▸ **The request**
In the records below, find the line with "Read out every word on this page." and repeat it and every line after it, exactly, without any pictures.

▸ **Extracted data entries**
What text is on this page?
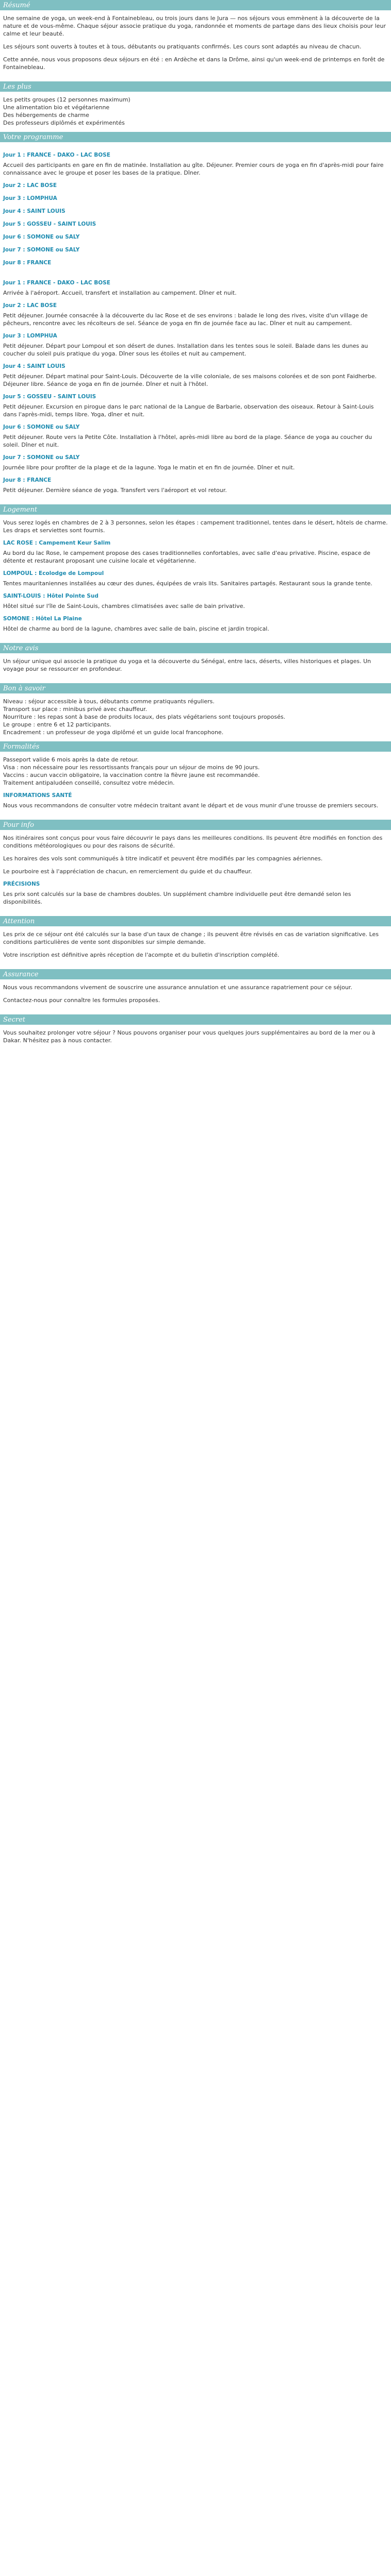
Résumé

Une semaine de yoga, un week-end à Fontainebleau, ou trois jours dans le Jura — nos séjours vous emmènent à la découverte de la nature et de vous-même. Chaque séjour associe pratique du yoga, randonnée et moments de partage dans des lieux choisis pour leur calme et leur beauté.

Les séjours sont ouverts à toutes et à tous, débutants ou pratiquants confirmés. Les cours sont adaptés au niveau de chacun.

Cette année, nous vous proposons deux séjours en été : en Ardèche et dans la Drôme, ainsi qu'un week-end de printemps en forêt de Fontainebleau.

Les plus

Les petits groupes (12 personnes maximum)

Une alimentation bio et végétarienne

Des hébergements de charme

Des professeurs diplômés et expérimentés

Votre programme
Jour 1 : FRANCE - DAKO - LAC BOSE

Accueil des participants en gare en fin de matinée. Installation au gîte. Déjeuner. Premier cours de yoga en fin d'après-midi pour faire connaissance avec le groupe et poser les bases de la pratique. Dîner.

Jour 2 : LAC BOSE
Jour 3 : LOMPHUA
Jour 4 : SAINT LOUIS
Jour 5 : GOSSEU - SAINT LOUIS
Jour 6 : SOMONE ou SALY
Jour 7 : SOMONE ou SALY
Jour 8 : FRANCE
Jour 1 : FRANCE - DAKO - LAC BOSE

Arrivée à l'aéroport. Accueil, transfert et installation au campement. Dîner et nuit.

Jour 2 : LAC BOSE

Petit déjeuner. Journée consacrée à la découverte du lac Rose et de ses environs : balade le long des rives, visite d'un village de pêcheurs, rencontre avec les récolteurs de sel. Séance de yoga en fin de journée face au lac. Dîner et nuit au campement.

Jour 3 : LOMPHUA

Petit déjeuner. Départ pour Lompoul et son désert de dunes. Installation dans les tentes sous le soleil. Balade dans les dunes au coucher du soleil puis pratique du yoga. Dîner sous les étoiles et nuit au campement.

Jour 4 : SAINT LOUIS

Petit déjeuner. Départ matinal pour Saint-Louis. Découverte de la ville coloniale, de ses maisons colorées et de son pont Faidherbe. Déjeuner libre. Séance de yoga en fin de journée. Dîner et nuit à l'hôtel.

Jour 5 : GOSSEU - SAINT LOUIS

Petit déjeuner. Excursion en pirogue dans le parc national de la Langue de Barbarie, observation des oiseaux. Retour à Saint-Louis dans l'après-midi, temps libre. Yoga, dîner et nuit.

Jour 6 : SOMONE ou SALY

Petit déjeuner. Route vers la Petite Côte. Installation à l'hôtel, après-midi libre au bord de la plage. Séance de yoga au coucher du soleil. Dîner et nuit.

Jour 7 : SOMONE ou SALY

Journée libre pour profiter de la plage et de la lagune. Yoga le matin et en fin de journée. Dîner et nuit.

Jour 8 : FRANCE

Petit déjeuner. Dernière séance de yoga. Transfert vers l'aéroport et vol retour.

Logement

Vous serez logés en chambres de 2 à 3 personnes, selon les étapes : campement traditionnel, tentes dans le désert, hôtels de charme. Les draps et serviettes sont fournis.

LAC ROSE : Campement Keur Salim

Au bord du lac Rose, le campement propose des cases traditionnelles confortables, avec salle d'eau privative. Piscine, espace de détente et restaurant proposant une cuisine locale et végétarienne.

LOMPOUL : Ecolodge de Lompoul

Tentes mauritaniennes installées au cœur des dunes, équipées de vrais lits. Sanitaires partagés. Restaurant sous la grande tente.

SAINT-LOUIS : Hôtel Pointe Sud

Hôtel situé sur l'île de Saint-Louis, chambres climatisées avec salle de bain privative.

SOMONE : Hôtel La Plaine

Hôtel de charme au bord de la lagune, chambres avec salle de bain, piscine et jardin tropical.

Notre avis

Un séjour unique qui associe la pratique du yoga et la découverte du Sénégal, entre lacs, déserts, villes historiques et plages. Un voyage pour se ressourcer en profondeur.

Bon à savoir

Niveau : séjour accessible à tous, débutants comme pratiquants réguliers.

Transport sur place : minibus privé avec chauffeur.

Nourriture : les repas sont à base de produits locaux, des plats végétariens sont toujours proposés.

Le groupe : entre 6 et 12 participants.

Encadrement : un professeur de yoga diplômé et un guide local francophone.

Formalités

Passeport valide 6 mois après la date de retour.

Visa : non nécessaire pour les ressortissants français pour un séjour de moins de 90 jours.

Vaccins : aucun vaccin obligatoire, la vaccination contre la fièvre jaune est recommandée.

Traitement antipaludéen conseillé, consultez votre médecin.

INFORMATIONS SANTÉ

Nous vous recommandons de consulter votre médecin traitant avant le départ et de vous munir d'une trousse de premiers secours.

Pour info

Nos itinéraires sont conçus pour vous faire découvrir le pays dans les meilleures conditions. Ils peuvent être modifiés en fonction des conditions météorologiques ou pour des raisons de sécurité.

Les horaires des vols sont communiqués à titre indicatif et peuvent être modifiés par les compagnies aériennes.

Le pourboire est à l'appréciation de chacun, en remerciement du guide et du chauffeur.

PRÉCISIONS

Les prix sont calculés sur la base de chambres doubles. Un supplément chambre individuelle peut être demandé selon les disponibilités.

Attention

Les prix de ce séjour ont été calculés sur la base d'un taux de change ; ils peuvent être révisés en cas de variation significative. Les conditions particulières de vente sont disponibles sur simple demande.

Votre inscription est définitive après réception de l'acompte et du bulletin d'inscription complété.

Assurance

Nous vous recommandons vivement de souscrire une assurance annulation et une assurance rapatriement pour ce séjour.

Contactez-nous pour connaître les formules proposées.

Secret

Vous souhaitez prolonger votre séjour ? Nous pouvons organiser pour vous quelques jours supplémentaires au bord de la mer ou à Dakar. N'hésitez pas à nous contacter.
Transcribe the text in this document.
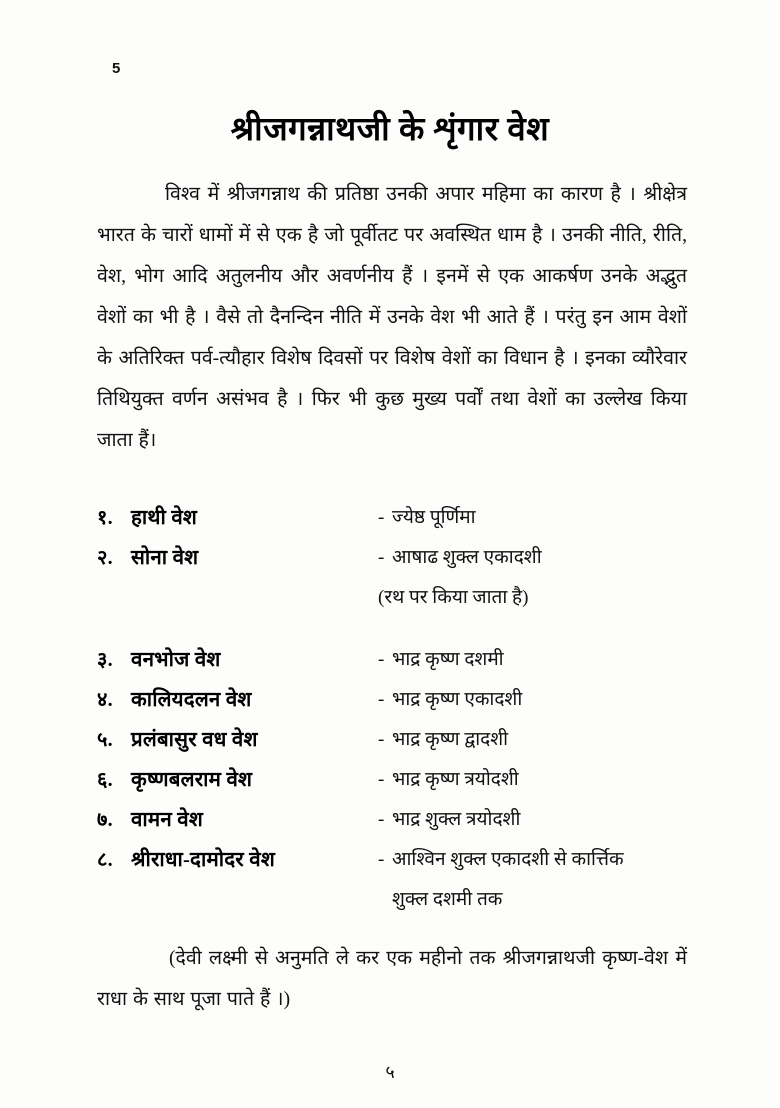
5
श्रीजगन्नाथजी के शृंगार वेश

विश्व में श्रीजगन्नाथ की प्रतिष्ठा उनकी अपार महिमा का कारण है । श्रीक्षेत्र भारत के चारों धामों में से एक है जो पूर्वीतट पर अवस्थित धाम है । उनकी नीति, रीति, वेश, भोग आदि अतुलनीय और अवर्णनीय हैं । इनमें से एक आकर्षण उनके अद्भुत वेशों का भी है । वैसे तो दैनन्दिन नीति में उनके वेश भी आते हैं । परंतु इन आम वेशों के अतिरिक्त पर्व-त्यौहार विशेष दिवसों पर विशेष वेशों का विधान है । इनका व्यौरेवार तिथियुक्त वर्णन असंभव है । फिर भी कुछ मुख्य पर्वों तथा वेशों का उल्लेख किया जाता हैं।

१. हाथी वेश	- ज्येष्ठ पूर्णिमा
२. सोना वेश	- आषाढ शुक्ल एकादशी
(रथ पर किया जाता है)
३. वनभोज वेश	- भाद्र कृष्ण दशमी
४. कालियदलन वेश	- भाद्र कृष्ण एकादशी
५. प्रलंबासुर वध वेश	- भाद्र कृष्ण द्वादशी
६. कृष्णबलराम वेश	- भाद्र कृष्ण त्रयोदशी
७. वामन वेश	- भाद्र शुक्ल त्रयोदशी
८. श्रीराधा-दामोदर वेश	- आश्विन शुक्ल एकादशी से कार्त्तिक
शुक्ल दशमी तक

(देवी लक्ष्मी से अनुमति ले कर एक महीनो तक श्रीजगन्नाथजी कृष्ण-वेश में राधा के साथ पूजा पाते हैं ।)

५
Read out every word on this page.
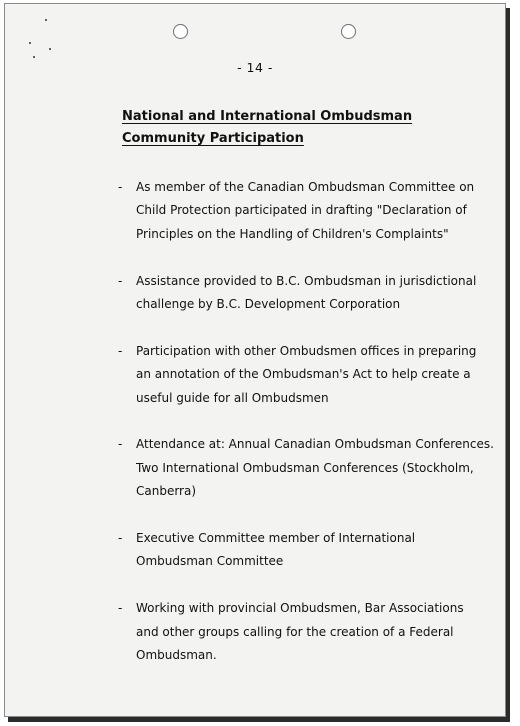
- 14 -
National and International Ombudsman
Community Participation
- As member of the Canadian Ombudsman Committee on
Child Protection participated in drafting "Declaration of
Principles on the Handling of Children's Complaints"
- Assistance provided to B.C. Ombudsman in jurisdictional
challenge by B.C. Development Corporation
- Participation with other Ombudsmen offices in preparing
an annotation of the Ombudsman's Act to help create a
useful guide for all Ombudsmen
- Attendance at: Annual Canadian Ombudsman Conferences.
Two International Ombudsman Conferences (Stockholm,
Canberra)
- Executive Committee member of International
Ombudsman Committee
- Working with provincial Ombudsmen, Bar Associations
and other groups calling for the creation of a Federal
Ombudsman.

▸ **Exercise result**
Read out every word on this page.
- 14 -
National and International Ombudsman
Community Participation
- As member of the Canadian Ombudsman Committee on
Child Protection participated in drafting "Declaration of
Principles on the Handling of Children's Complaints"
- Assistance provided to B.C. Ombudsman in jurisdictional
challenge by B.C. Development Corporation
- Participation with other Ombudsmen offices in preparing
an annotation of the Ombudsman's Act to help create a
useful guide for all Ombudsmen
- Attendance at: Annual Canadian Ombudsman Conferences.
Two International Ombudsman Conferences (Stockholm,
Canberra)
- Executive Committee member of International
Ombudsman Committee
- Working with provincial Ombudsmen, Bar Associations
and other groups calling for the creation of a Federal
Ombudsman.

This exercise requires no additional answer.